[start]

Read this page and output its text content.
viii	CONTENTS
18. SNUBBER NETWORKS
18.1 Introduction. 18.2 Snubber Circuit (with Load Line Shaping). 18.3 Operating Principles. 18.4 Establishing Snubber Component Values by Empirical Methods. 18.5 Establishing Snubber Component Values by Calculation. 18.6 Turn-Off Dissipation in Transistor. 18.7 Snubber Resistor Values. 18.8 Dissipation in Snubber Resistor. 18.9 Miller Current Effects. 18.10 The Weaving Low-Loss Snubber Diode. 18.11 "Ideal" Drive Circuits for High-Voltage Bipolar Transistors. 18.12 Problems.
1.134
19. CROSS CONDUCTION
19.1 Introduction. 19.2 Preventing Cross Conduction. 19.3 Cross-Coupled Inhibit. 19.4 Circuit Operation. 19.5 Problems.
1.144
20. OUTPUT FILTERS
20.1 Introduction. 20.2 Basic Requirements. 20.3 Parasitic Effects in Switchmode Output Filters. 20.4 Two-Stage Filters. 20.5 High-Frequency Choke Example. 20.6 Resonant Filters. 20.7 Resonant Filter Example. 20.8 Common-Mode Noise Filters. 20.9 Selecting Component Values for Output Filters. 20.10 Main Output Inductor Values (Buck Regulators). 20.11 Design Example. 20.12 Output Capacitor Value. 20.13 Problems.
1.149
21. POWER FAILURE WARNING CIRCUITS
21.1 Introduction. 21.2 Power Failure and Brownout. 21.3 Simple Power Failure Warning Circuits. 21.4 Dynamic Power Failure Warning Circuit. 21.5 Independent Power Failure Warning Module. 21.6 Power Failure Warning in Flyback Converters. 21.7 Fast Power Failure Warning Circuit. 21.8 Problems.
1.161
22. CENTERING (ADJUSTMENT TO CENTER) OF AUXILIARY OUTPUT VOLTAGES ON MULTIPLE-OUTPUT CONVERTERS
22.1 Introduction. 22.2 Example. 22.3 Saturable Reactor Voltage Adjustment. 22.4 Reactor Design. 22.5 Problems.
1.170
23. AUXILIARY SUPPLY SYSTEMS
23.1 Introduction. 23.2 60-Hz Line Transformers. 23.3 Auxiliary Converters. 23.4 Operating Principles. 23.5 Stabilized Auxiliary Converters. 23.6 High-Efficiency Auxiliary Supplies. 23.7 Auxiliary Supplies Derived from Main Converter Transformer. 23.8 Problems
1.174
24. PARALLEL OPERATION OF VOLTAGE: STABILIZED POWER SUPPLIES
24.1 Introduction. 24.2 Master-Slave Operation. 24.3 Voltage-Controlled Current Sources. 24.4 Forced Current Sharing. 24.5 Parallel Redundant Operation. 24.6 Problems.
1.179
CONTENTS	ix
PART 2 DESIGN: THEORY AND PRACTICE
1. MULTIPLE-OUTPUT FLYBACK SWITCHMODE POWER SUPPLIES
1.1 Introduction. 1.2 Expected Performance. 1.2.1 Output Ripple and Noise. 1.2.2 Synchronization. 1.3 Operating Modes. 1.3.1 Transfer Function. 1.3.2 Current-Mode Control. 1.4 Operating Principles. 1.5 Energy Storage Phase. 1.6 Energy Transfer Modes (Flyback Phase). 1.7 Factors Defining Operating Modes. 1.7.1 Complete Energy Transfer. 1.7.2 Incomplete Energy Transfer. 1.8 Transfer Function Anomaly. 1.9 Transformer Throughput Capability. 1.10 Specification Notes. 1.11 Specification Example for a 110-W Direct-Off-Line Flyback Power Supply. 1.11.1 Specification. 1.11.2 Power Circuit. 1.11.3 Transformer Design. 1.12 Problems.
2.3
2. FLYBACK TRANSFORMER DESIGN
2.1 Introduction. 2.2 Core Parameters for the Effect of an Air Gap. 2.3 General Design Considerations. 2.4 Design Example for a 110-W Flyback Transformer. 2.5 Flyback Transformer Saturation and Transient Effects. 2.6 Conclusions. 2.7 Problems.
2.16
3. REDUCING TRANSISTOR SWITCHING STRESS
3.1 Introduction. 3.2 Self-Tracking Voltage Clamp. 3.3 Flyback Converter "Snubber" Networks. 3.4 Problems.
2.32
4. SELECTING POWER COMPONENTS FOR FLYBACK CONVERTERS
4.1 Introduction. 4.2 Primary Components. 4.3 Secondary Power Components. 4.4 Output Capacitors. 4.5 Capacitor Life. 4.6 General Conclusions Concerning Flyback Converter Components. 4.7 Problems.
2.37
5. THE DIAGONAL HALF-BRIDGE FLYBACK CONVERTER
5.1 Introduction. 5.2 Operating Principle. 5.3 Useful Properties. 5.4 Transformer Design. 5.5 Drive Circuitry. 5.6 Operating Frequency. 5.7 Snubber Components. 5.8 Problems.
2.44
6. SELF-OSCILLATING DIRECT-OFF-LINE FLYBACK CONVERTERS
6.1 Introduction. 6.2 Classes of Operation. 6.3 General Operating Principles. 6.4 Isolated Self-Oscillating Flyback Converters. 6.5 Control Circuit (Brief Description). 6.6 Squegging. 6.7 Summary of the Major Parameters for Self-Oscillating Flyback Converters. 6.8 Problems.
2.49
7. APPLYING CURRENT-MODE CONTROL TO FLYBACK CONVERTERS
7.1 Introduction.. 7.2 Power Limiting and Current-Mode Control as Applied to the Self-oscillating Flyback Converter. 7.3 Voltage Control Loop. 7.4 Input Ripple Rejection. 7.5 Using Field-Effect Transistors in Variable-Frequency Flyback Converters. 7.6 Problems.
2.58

[end]

Problem: Collect each line above holding the string "MULTIPLE".

Worked answer:
22. CENTERING (ADJUSTMENT TO CENTER) OF AUXILIARY OUTPUT VOLTAGES ON MULTIPLE-OUTPUT CONVERTERS
1. MULTIPLE-OUTPUT FLYBACK SWITCHMODE POWER SUPPLIES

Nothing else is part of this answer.